═══ Data shown
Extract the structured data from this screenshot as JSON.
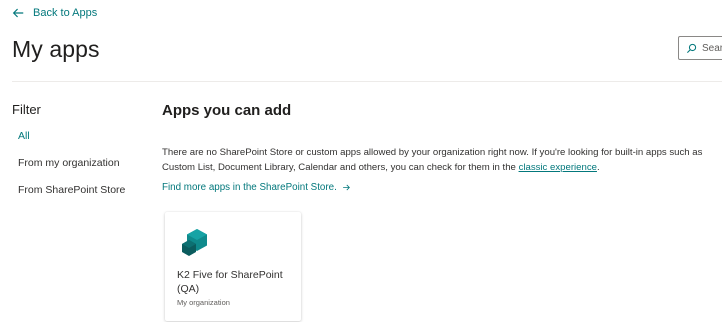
{
  "header": {
    "back_label": "Back to Apps",
    "page_title": "My apps",
    "search_placeholder": "Search"
  },
  "filter": {
    "title": "Filter",
    "items": [
      {
        "label": "All",
        "active": true
      },
      {
        "label": "From my organization",
        "active": false
      },
      {
        "label": "From SharePoint Store",
        "active": false
      }
    ]
  },
  "main": {
    "section_title": "Apps you can add",
    "notice_text": "There are no SharePoint Store or custom apps allowed by your organization right now. If you're looking for built-in apps such as Custom List, Document Library, Calendar and others, you can check for them in the ",
    "notice_link": "classic experience",
    "notice_end": ".",
    "store_link": "Find more apps in the SharePoint Store."
  },
  "apps": [
    {
      "name": "K2 Five for SharePoint (QA)",
      "source": "My organization",
      "icon": "k2-hexagon-logo"
    }
  ],
  "colors": {
    "accent": "#03787c",
    "logo_dark": "#0b5c5e",
    "logo_light": "#0f8a8c"
  }
}
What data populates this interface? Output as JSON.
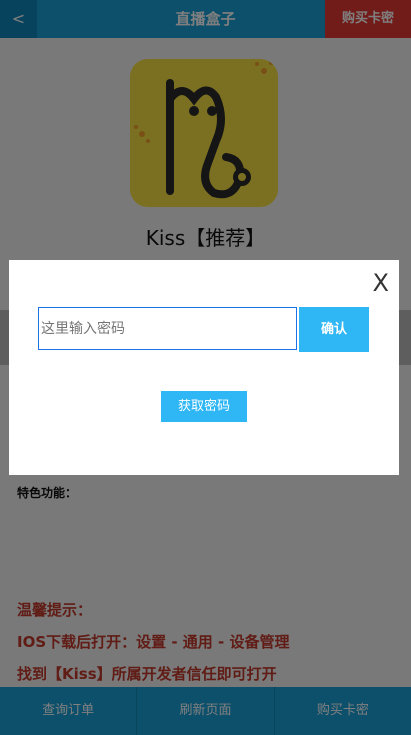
{
  "header": {
    "back_label": "<",
    "title": "直播盒子",
    "buy_label": "购买卡密"
  },
  "app": {
    "name": "Kiss【推荐】",
    "icon": "kiss-app-icon"
  },
  "features_label": "特色功能：",
  "tips": {
    "title": "温馨提示：",
    "line1": "IOS下载后打开：设置 - 通用 - 设备管理",
    "line2": "找到【Kiss】所属开发者信任即可打开"
  },
  "bottom_nav": {
    "query_order": "查询订单",
    "refresh": "刷新页面",
    "buy": "购买卡密"
  },
  "modal": {
    "close_label": "X",
    "password_placeholder": "这里输入密码",
    "password_value": "",
    "confirm_label": "确认",
    "get_password_label": "获取密码"
  },
  "colors": {
    "primary": "#1aa0d6",
    "accent": "#e53935",
    "button": "#2fb7f5",
    "tip_text": "#c0392b"
  }
}
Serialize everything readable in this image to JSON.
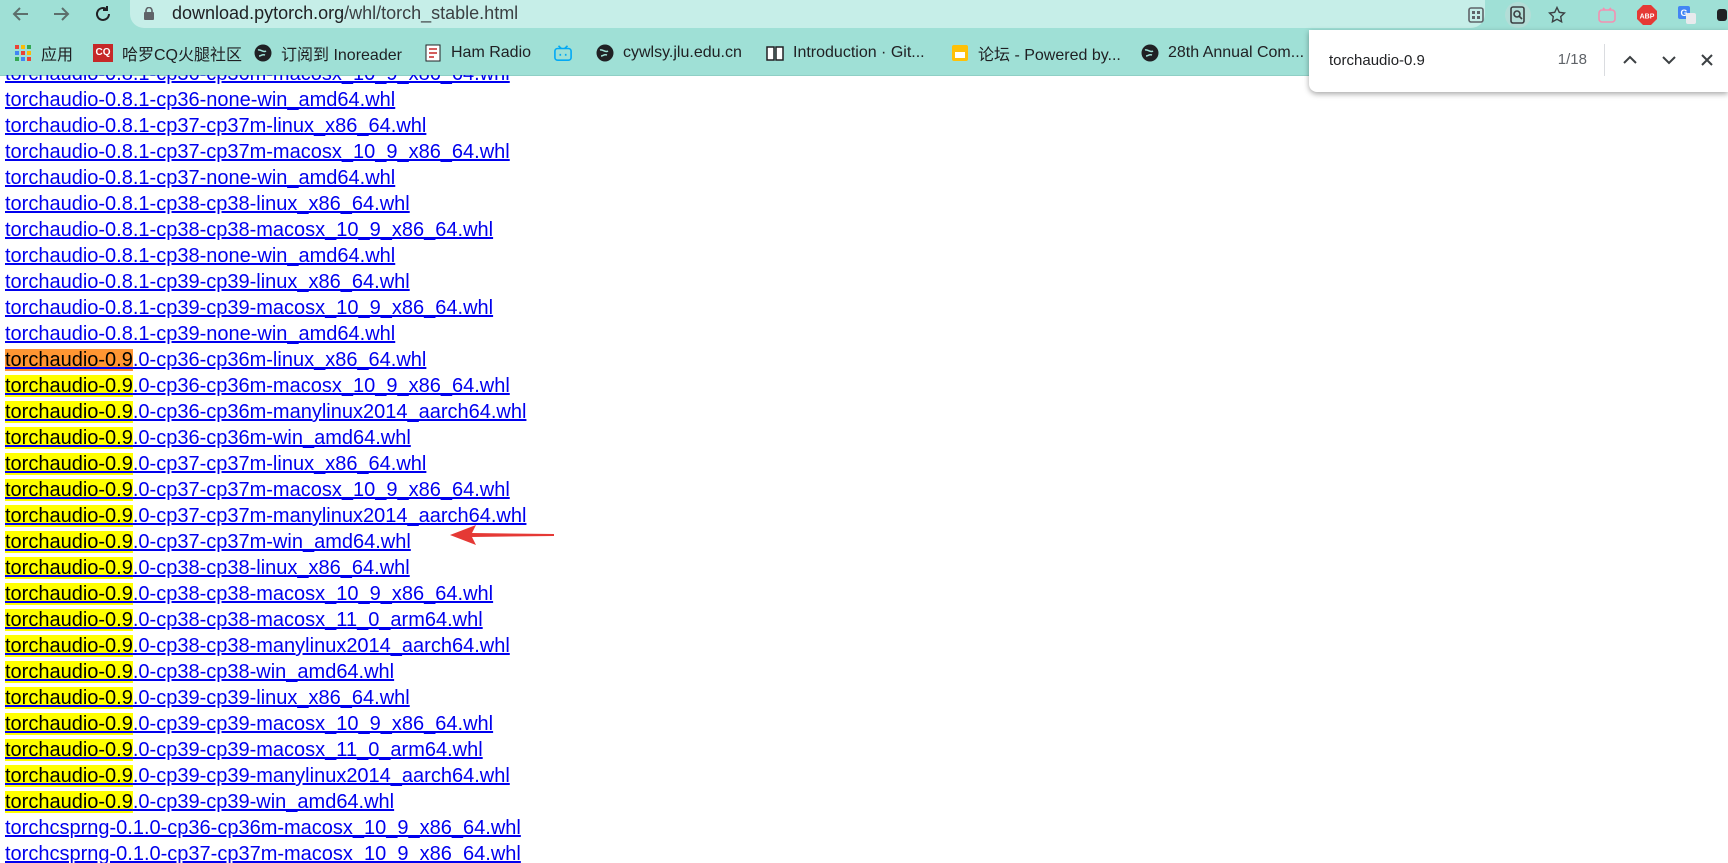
══════
Exercise -> Set down the lines of the records above exactly, apart from the pictures.

Full solution ->
Extract the structured data from this screenshot as JSON.
{
  "header": {
    "back_label": "Back to Apps",
    "page_title": "My apps",
    "search_placeholder": "Search"
  },
  "filter": {
    "title": "Filter",
    "items": [
      {
        "label": "All",
        "active": true
      },
      {
        "label": "From my organization",
        "active": false
      },
      {
        "label": "From SharePoint Store",
        "active": false
      }
    ]
  },
  "main": {
    "section_title": "Apps you can add",
    "notice_text": "There are no SharePoint Store or custom apps allowed by your organization right now. If you're looking for built-in apps such as Custom List, Document Library, Calendar and others, you can check for them in the ",
    "notice_link": "classic experience",
    "notice_end": ".",
    "store_link": "Find more apps in the SharePoint Store."
  },
  "apps": [
    {
      "name": "K2 Five for SharePoint (QA)",
      "source": "My organization",
      "icon": "k2-hexagon-logo"
    }
  ],
  "colors": {
    "accent": "#03787c",
    "logo_dark": "#0b5c5e",
    "logo_light": "#0f8a8c"
  }
}
What data populates this interface? Output as JSON.
{
  "header": {
    "back_label": "<",
    "title": "直播盒子",
    "buy_label": "购买卡密"
  },
  "app": {
    "name": "Kiss【推荐】",
    "icon": "kiss-app-icon"
  },
  "features_label": "特色功能：",
  "tips": {
    "title": "温馨提示：",
    "line1": "IOS下载后打开：设置 - 通用 - 设备管理",
    "line2": "找到【Kiss】所属开发者信任即可打开"
  },
  "bottom_nav": {
    "query_order": "查询订单",
    "refresh": "刷新页面",
    "buy": "购买卡密"
  },
  "modal": {
    "close_label": "X",
    "password_placeholder": "这里输入密码",
    "password_value": "",
    "confirm_label": "确认",
    "get_password_label": "获取密码"
  },
  "colors": {
    "primary": "#1aa0d6",
    "accent": "#e53935",
    "button": "#2fb7f5",
    "tip_text": "#c0392b"
  }
}
Serialize everything readable in this image to JSON.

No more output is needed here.